» Exercise brief: Check every line of the material below for the string "colors", and return the ones that have it.

» Available records:
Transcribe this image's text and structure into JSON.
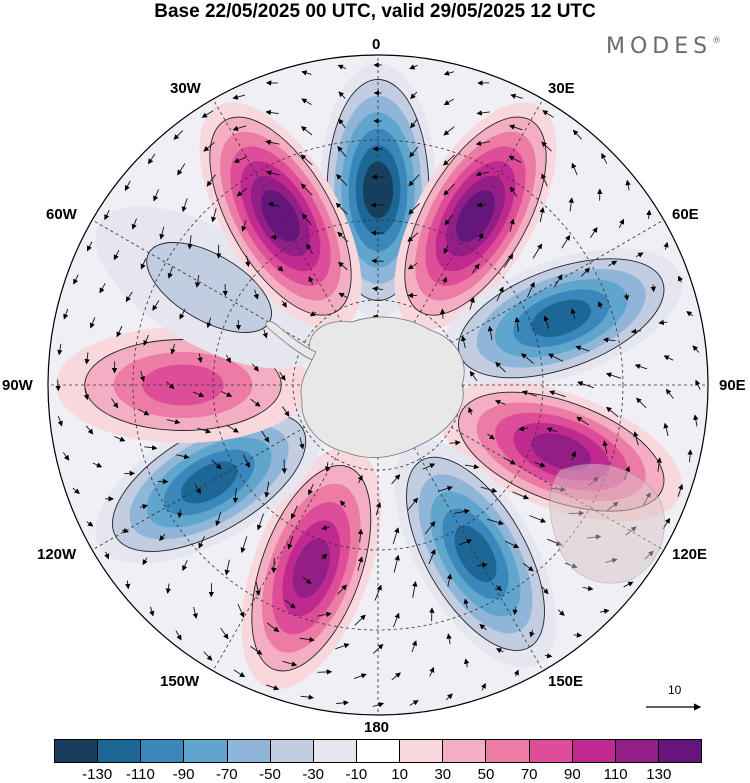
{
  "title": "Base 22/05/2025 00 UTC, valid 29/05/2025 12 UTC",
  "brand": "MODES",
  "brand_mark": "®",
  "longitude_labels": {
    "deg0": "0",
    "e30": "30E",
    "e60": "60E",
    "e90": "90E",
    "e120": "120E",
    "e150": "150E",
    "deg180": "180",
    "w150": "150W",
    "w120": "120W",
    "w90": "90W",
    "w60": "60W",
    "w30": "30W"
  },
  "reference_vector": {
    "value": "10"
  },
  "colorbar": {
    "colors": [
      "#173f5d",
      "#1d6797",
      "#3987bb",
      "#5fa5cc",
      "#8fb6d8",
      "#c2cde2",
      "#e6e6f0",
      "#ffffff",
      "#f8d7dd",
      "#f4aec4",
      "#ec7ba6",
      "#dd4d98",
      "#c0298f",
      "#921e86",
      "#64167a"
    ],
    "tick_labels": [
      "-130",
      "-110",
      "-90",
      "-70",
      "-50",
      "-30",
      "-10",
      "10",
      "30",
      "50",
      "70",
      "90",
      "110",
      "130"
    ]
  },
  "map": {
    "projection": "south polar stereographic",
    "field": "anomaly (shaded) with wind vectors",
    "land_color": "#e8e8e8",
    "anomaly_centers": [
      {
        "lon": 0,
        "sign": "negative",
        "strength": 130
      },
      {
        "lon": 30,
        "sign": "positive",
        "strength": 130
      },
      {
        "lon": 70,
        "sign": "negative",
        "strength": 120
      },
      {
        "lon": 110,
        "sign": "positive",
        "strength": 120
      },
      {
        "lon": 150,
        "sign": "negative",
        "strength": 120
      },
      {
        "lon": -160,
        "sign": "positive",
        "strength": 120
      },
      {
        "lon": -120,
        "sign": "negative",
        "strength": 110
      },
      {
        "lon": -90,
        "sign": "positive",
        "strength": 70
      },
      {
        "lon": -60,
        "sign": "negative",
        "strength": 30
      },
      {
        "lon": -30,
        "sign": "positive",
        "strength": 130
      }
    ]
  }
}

---

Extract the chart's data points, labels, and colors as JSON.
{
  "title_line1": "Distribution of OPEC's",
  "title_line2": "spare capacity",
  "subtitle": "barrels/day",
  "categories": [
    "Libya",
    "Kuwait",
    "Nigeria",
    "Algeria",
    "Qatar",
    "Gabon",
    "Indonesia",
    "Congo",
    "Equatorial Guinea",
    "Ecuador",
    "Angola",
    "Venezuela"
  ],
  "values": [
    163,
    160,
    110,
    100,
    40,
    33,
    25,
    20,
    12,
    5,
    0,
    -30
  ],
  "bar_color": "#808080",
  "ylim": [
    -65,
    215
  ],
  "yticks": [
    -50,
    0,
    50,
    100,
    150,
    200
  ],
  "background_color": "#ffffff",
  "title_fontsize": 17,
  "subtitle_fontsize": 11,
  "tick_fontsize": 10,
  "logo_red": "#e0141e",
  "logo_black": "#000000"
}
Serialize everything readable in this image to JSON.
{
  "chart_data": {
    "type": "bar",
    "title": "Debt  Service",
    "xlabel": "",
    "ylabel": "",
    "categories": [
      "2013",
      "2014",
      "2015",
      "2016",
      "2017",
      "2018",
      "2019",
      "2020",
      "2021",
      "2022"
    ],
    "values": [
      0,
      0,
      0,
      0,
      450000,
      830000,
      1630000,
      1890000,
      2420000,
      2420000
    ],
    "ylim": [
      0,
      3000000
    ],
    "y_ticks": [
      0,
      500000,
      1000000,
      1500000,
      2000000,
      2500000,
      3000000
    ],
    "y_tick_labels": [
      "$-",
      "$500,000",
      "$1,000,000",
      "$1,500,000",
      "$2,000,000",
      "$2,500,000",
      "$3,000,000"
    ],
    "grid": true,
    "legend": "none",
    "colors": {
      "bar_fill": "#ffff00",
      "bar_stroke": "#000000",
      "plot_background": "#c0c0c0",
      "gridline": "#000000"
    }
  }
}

» Finished task:
    "colors": [
Extract the chart's data points, labels, and colors as JSON.
    "colors": {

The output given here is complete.